Make an exact copy of all the entries, but do not reproduce the pictures.

=== MATERIAL FOR THE TASK ===

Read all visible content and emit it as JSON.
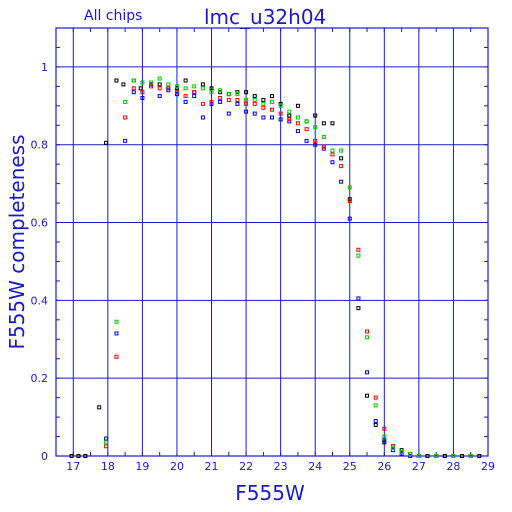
{
  "chart_data": {
    "type": "scatter",
    "title": "lmc_u32h04",
    "subtitle": "All chips",
    "xlabel": "F555W",
    "ylabel": "F555W completeness",
    "xlim": [
      16.5,
      29
    ],
    "ylim": [
      0,
      1.1
    ],
    "xticks": [
      "17",
      "18",
      "19",
      "20",
      "21",
      "22",
      "23",
      "24",
      "25",
      "26",
      "27",
      "28",
      "29"
    ],
    "yticks": [
      "0",
      "0.2",
      "0.4",
      "0.6",
      "0.8",
      "1"
    ],
    "grid": true,
    "colors": {
      "axis": "#1a1acd",
      "black": "#000000",
      "blue": "#0000ff",
      "red": "#ff0000",
      "green": "#00cc00"
    },
    "series": [
      {
        "color": "#000000",
        "points": [
          [
            16.95,
            0.0
          ],
          [
            17.15,
            0.0
          ],
          [
            17.35,
            0.0
          ],
          [
            17.75,
            0.125
          ],
          [
            17.95,
            0.805
          ],
          [
            18.25,
            0.965
          ],
          [
            18.45,
            0.955
          ],
          [
            18.75,
            0.965
          ],
          [
            18.95,
            0.945
          ],
          [
            19.25,
            0.955
          ],
          [
            19.5,
            0.955
          ],
          [
            19.75,
            0.945
          ],
          [
            20.0,
            0.945
          ],
          [
            20.25,
            0.965
          ],
          [
            20.5,
            0.935
          ],
          [
            20.75,
            0.955
          ],
          [
            21.0,
            0.945
          ],
          [
            21.25,
            0.935
          ],
          [
            21.5,
            0.93
          ],
          [
            21.75,
            0.935
          ],
          [
            22.0,
            0.935
          ],
          [
            22.25,
            0.925
          ],
          [
            22.5,
            0.915
          ],
          [
            22.75,
            0.925
          ],
          [
            23.0,
            0.905
          ],
          [
            23.25,
            0.875
          ],
          [
            23.5,
            0.9
          ],
          [
            23.75,
            0.86
          ],
          [
            24.0,
            0.875
          ],
          [
            24.25,
            0.855
          ],
          [
            24.5,
            0.855
          ],
          [
            24.75,
            0.765
          ],
          [
            25.0,
            0.66
          ],
          [
            25.25,
            0.38
          ],
          [
            25.5,
            0.155
          ],
          [
            25.75,
            0.08
          ],
          [
            26.0,
            0.035
          ],
          [
            26.25,
            0.025
          ],
          [
            26.5,
            0.015
          ],
          [
            26.75,
            0.005
          ],
          [
            27.0,
            0.0
          ],
          [
            27.25,
            0.0
          ],
          [
            27.5,
            0.0
          ],
          [
            27.75,
            0.0
          ],
          [
            28.0,
            0.0
          ],
          [
            28.25,
            0.0
          ],
          [
            28.5,
            0.0
          ],
          [
            28.75,
            0.0
          ]
        ]
      },
      {
        "color": "#0000ff",
        "points": [
          [
            17.95,
            0.045
          ],
          [
            18.25,
            0.315
          ],
          [
            18.5,
            0.81
          ],
          [
            18.75,
            0.935
          ],
          [
            19.0,
            0.92
          ],
          [
            19.25,
            0.955
          ],
          [
            19.5,
            0.925
          ],
          [
            19.75,
            0.94
          ],
          [
            20.0,
            0.93
          ],
          [
            20.25,
            0.91
          ],
          [
            20.5,
            0.925
          ],
          [
            20.75,
            0.87
          ],
          [
            21.0,
            0.905
          ],
          [
            21.25,
            0.91
          ],
          [
            21.5,
            0.88
          ],
          [
            21.75,
            0.905
          ],
          [
            22.0,
            0.885
          ],
          [
            22.25,
            0.88
          ],
          [
            22.5,
            0.87
          ],
          [
            22.75,
            0.87
          ],
          [
            23.0,
            0.865
          ],
          [
            23.25,
            0.86
          ],
          [
            23.5,
            0.835
          ],
          [
            23.75,
            0.81
          ],
          [
            24.0,
            0.8
          ],
          [
            24.25,
            0.79
          ],
          [
            24.5,
            0.755
          ],
          [
            24.75,
            0.705
          ],
          [
            25.0,
            0.61
          ],
          [
            25.25,
            0.405
          ],
          [
            25.5,
            0.215
          ],
          [
            25.75,
            0.09
          ],
          [
            26.0,
            0.04
          ],
          [
            26.25,
            0.015
          ],
          [
            26.5,
            0.005
          ],
          [
            26.75,
            0.0
          ],
          [
            27.0,
            0.0
          ],
          [
            27.5,
            0.0
          ],
          [
            28.0,
            0.0
          ]
        ]
      },
      {
        "color": "#ff0000",
        "points": [
          [
            17.95,
            0.025
          ],
          [
            18.25,
            0.255
          ],
          [
            18.5,
            0.87
          ],
          [
            18.75,
            0.945
          ],
          [
            19.0,
            0.935
          ],
          [
            19.25,
            0.95
          ],
          [
            19.5,
            0.945
          ],
          [
            19.75,
            0.945
          ],
          [
            20.0,
            0.935
          ],
          [
            20.25,
            0.925
          ],
          [
            20.5,
            0.935
          ],
          [
            20.75,
            0.905
          ],
          [
            21.0,
            0.91
          ],
          [
            21.25,
            0.92
          ],
          [
            21.5,
            0.915
          ],
          [
            21.75,
            0.915
          ],
          [
            22.0,
            0.905
          ],
          [
            22.25,
            0.905
          ],
          [
            22.5,
            0.895
          ],
          [
            22.75,
            0.89
          ],
          [
            23.0,
            0.88
          ],
          [
            23.25,
            0.865
          ],
          [
            23.5,
            0.855
          ],
          [
            23.75,
            0.84
          ],
          [
            24.0,
            0.81
          ],
          [
            24.25,
            0.795
          ],
          [
            24.5,
            0.775
          ],
          [
            24.75,
            0.745
          ],
          [
            25.0,
            0.655
          ],
          [
            25.25,
            0.53
          ],
          [
            25.5,
            0.32
          ],
          [
            25.75,
            0.15
          ],
          [
            26.0,
            0.07
          ],
          [
            26.25,
            0.025
          ],
          [
            26.5,
            0.01
          ],
          [
            26.75,
            0.005
          ],
          [
            27.0,
            0.0
          ],
          [
            27.5,
            0.0
          ],
          [
            28.0,
            0.0
          ],
          [
            28.5,
            0.0
          ]
        ]
      },
      {
        "color": "#00cc00",
        "points": [
          [
            17.95,
            0.035
          ],
          [
            18.25,
            0.345
          ],
          [
            18.5,
            0.91
          ],
          [
            18.75,
            0.965
          ],
          [
            19.0,
            0.96
          ],
          [
            19.25,
            0.96
          ],
          [
            19.5,
            0.97
          ],
          [
            19.75,
            0.955
          ],
          [
            20.0,
            0.95
          ],
          [
            20.25,
            0.945
          ],
          [
            20.5,
            0.95
          ],
          [
            20.75,
            0.945
          ],
          [
            21.0,
            0.935
          ],
          [
            21.25,
            0.94
          ],
          [
            21.5,
            0.93
          ],
          [
            21.75,
            0.93
          ],
          [
            22.0,
            0.915
          ],
          [
            22.25,
            0.915
          ],
          [
            22.5,
            0.905
          ],
          [
            22.75,
            0.91
          ],
          [
            23.0,
            0.9
          ],
          [
            23.25,
            0.885
          ],
          [
            23.5,
            0.87
          ],
          [
            23.75,
            0.86
          ],
          [
            24.0,
            0.845
          ],
          [
            24.25,
            0.82
          ],
          [
            24.5,
            0.785
          ],
          [
            24.75,
            0.785
          ],
          [
            25.0,
            0.69
          ],
          [
            25.25,
            0.515
          ],
          [
            25.5,
            0.305
          ],
          [
            25.75,
            0.13
          ],
          [
            26.0,
            0.05
          ],
          [
            26.25,
            0.02
          ],
          [
            26.5,
            0.01
          ],
          [
            26.75,
            0.005
          ],
          [
            27.0,
            0.0
          ],
          [
            27.5,
            0.0
          ],
          [
            28.0,
            0.0
          ],
          [
            28.5,
            0.0
          ]
        ]
      }
    ]
  }
}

===

### CORRECT RESPONSE
Read all visible content and emit it as JSON.
{
  "chart_data": {
    "type": "scatter",
    "title": "lmc_u32h04",
    "subtitle": "All chips",
    "xlabel": "F555W",
    "ylabel": "F555W completeness",
    "xlim": [
      16.5,
      29
    ],
    "ylim": [
      0,
      1.1
    ],
    "xticks": [
      "17",
      "18",
      "19",
      "20",
      "21",
      "22",
      "23",
      "24",
      "25",
      "26",
      "27",
      "28",
      "29"
    ],
    "yticks": [
      "0",
      "0.2",
      "0.4",
      "0.6",
      "0.8",
      "1"
    ],
    "grid": true,
    "colors": {
      "axis": "#1a1acd",
      "black": "#000000",
      "blue": "#0000ff",
      "red": "#ff0000",
      "green": "#00cc00"
    },
    "series": [
      {
        "color": "#000000",
        "points": [
          [
            16.95,
            0.0
          ],
          [
            17.15,
            0.0
          ],
          [
            17.35,
            0.0
          ],
          [
            17.75,
            0.125
          ],
          [
            17.95,
            0.805
          ],
          [
            18.25,
            0.965
          ],
          [
            18.45,
            0.955
          ],
          [
            18.75,
            0.965
          ],
          [
            18.95,
            0.945
          ],
          [
            19.25,
            0.955
          ],
          [
            19.5,
            0.955
          ],
          [
            19.75,
            0.945
          ],
          [
            20.0,
            0.945
          ],
          [
            20.25,
            0.965
          ],
          [
            20.5,
            0.935
          ],
          [
            20.75,
            0.955
          ],
          [
            21.0,
            0.945
          ],
          [
            21.25,
            0.935
          ],
          [
            21.5,
            0.93
          ],
          [
            21.75,
            0.935
          ],
          [
            22.0,
            0.935
          ],
          [
            22.25,
            0.925
          ],
          [
            22.5,
            0.915
          ],
          [
            22.75,
            0.925
          ],
          [
            23.0,
            0.905
          ],
          [
            23.25,
            0.875
          ],
          [
            23.5,
            0.9
          ],
          [
            23.75,
            0.86
          ],
          [
            24.0,
            0.875
          ],
          [
            24.25,
            0.855
          ],
          [
            24.5,
            0.855
          ],
          [
            24.75,
            0.765
          ],
          [
            25.0,
            0.66
          ],
          [
            25.25,
            0.38
          ],
          [
            25.5,
            0.155
          ],
          [
            25.75,
            0.08
          ],
          [
            26.0,
            0.035
          ],
          [
            26.25,
            0.025
          ],
          [
            26.5,
            0.015
          ],
          [
            26.75,
            0.005
          ],
          [
            27.0,
            0.0
          ],
          [
            27.25,
            0.0
          ],
          [
            27.5,
            0.0
          ],
          [
            27.75,
            0.0
          ],
          [
            28.0,
            0.0
          ],
          [
            28.25,
            0.0
          ],
          [
            28.5,
            0.0
          ],
          [
            28.75,
            0.0
          ]
        ]
      },
      {
        "color": "#0000ff",
        "points": [
          [
            17.95,
            0.045
          ],
          [
            18.25,
            0.315
          ],
          [
            18.5,
            0.81
          ],
          [
            18.75,
            0.935
          ],
          [
            19.0,
            0.92
          ],
          [
            19.25,
            0.955
          ],
          [
            19.5,
            0.925
          ],
          [
            19.75,
            0.94
          ],
          [
            20.0,
            0.93
          ],
          [
            20.25,
            0.91
          ],
          [
            20.5,
            0.925
          ],
          [
            20.75,
            0.87
          ],
          [
            21.0,
            0.905
          ],
          [
            21.25,
            0.91
          ],
          [
            21.5,
            0.88
          ],
          [
            21.75,
            0.905
          ],
          [
            22.0,
            0.885
          ],
          [
            22.25,
            0.88
          ],
          [
            22.5,
            0.87
          ],
          [
            22.75,
            0.87
          ],
          [
            23.0,
            0.865
          ],
          [
            23.25,
            0.86
          ],
          [
            23.5,
            0.835
          ],
          [
            23.75,
            0.81
          ],
          [
            24.0,
            0.8
          ],
          [
            24.25,
            0.79
          ],
          [
            24.5,
            0.755
          ],
          [
            24.75,
            0.705
          ],
          [
            25.0,
            0.61
          ],
          [
            25.25,
            0.405
          ],
          [
            25.5,
            0.215
          ],
          [
            25.75,
            0.09
          ],
          [
            26.0,
            0.04
          ],
          [
            26.25,
            0.015
          ],
          [
            26.5,
            0.005
          ],
          [
            26.75,
            0.0
          ],
          [
            27.0,
            0.0
          ],
          [
            27.5,
            0.0
          ],
          [
            28.0,
            0.0
          ]
        ]
      },
      {
        "color": "#ff0000",
        "points": [
          [
            17.95,
            0.025
          ],
          [
            18.25,
            0.255
          ],
          [
            18.5,
            0.87
          ],
          [
            18.75,
            0.945
          ],
          [
            19.0,
            0.935
          ],
          [
            19.25,
            0.95
          ],
          [
            19.5,
            0.945
          ],
          [
            19.75,
            0.945
          ],
          [
            20.0,
            0.935
          ],
          [
            20.25,
            0.925
          ],
          [
            20.5,
            0.935
          ],
          [
            20.75,
            0.905
          ],
          [
            21.0,
            0.91
          ],
          [
            21.25,
            0.92
          ],
          [
            21.5,
            0.915
          ],
          [
            21.75,
            0.915
          ],
          [
            22.0,
            0.905
          ],
          [
            22.25,
            0.905
          ],
          [
            22.5,
            0.895
          ],
          [
            22.75,
            0.89
          ],
          [
            23.0,
            0.88
          ],
          [
            23.25,
            0.865
          ],
          [
            23.5,
            0.855
          ],
          [
            23.75,
            0.84
          ],
          [
            24.0,
            0.81
          ],
          [
            24.25,
            0.795
          ],
          [
            24.5,
            0.775
          ],
          [
            24.75,
            0.745
          ],
          [
            25.0,
            0.655
          ],
          [
            25.25,
            0.53
          ],
          [
            25.5,
            0.32
          ],
          [
            25.75,
            0.15
          ],
          [
            26.0,
            0.07
          ],
          [
            26.25,
            0.025
          ],
          [
            26.5,
            0.01
          ],
          [
            26.75,
            0.005
          ],
          [
            27.0,
            0.0
          ],
          [
            27.5,
            0.0
          ],
          [
            28.0,
            0.0
          ],
          [
            28.5,
            0.0
          ]
        ]
      },
      {
        "color": "#00cc00",
        "points": [
          [
            17.95,
            0.035
          ],
          [
            18.25,
            0.345
          ],
          [
            18.5,
            0.91
          ],
          [
            18.75,
            0.965
          ],
          [
            19.0,
            0.96
          ],
          [
            19.25,
            0.96
          ],
          [
            19.5,
            0.97
          ],
          [
            19.75,
            0.955
          ],
          [
            20.0,
            0.95
          ],
          [
            20.25,
            0.945
          ],
          [
            20.5,
            0.95
          ],
          [
            20.75,
            0.945
          ],
          [
            21.0,
            0.935
          ],
          [
            21.25,
            0.94
          ],
          [
            21.5,
            0.93
          ],
          [
            21.75,
            0.93
          ],
          [
            22.0,
            0.915
          ],
          [
            22.25,
            0.915
          ],
          [
            22.5,
            0.905
          ],
          [
            22.75,
            0.91
          ],
          [
            23.0,
            0.9
          ],
          [
            23.25,
            0.885
          ],
          [
            23.5,
            0.87
          ],
          [
            23.75,
            0.86
          ],
          [
            24.0,
            0.845
          ],
          [
            24.25,
            0.82
          ],
          [
            24.5,
            0.785
          ],
          [
            24.75,
            0.785
          ],
          [
            25.0,
            0.69
          ],
          [
            25.25,
            0.515
          ],
          [
            25.5,
            0.305
          ],
          [
            25.75,
            0.13
          ],
          [
            26.0,
            0.05
          ],
          [
            26.25,
            0.02
          ],
          [
            26.5,
            0.01
          ],
          [
            26.75,
            0.005
          ],
          [
            27.0,
            0.0
          ],
          [
            27.5,
            0.0
          ],
          [
            28.0,
            0.0
          ],
          [
            28.5,
            0.0
          ]
        ]
      }
    ]
  }
}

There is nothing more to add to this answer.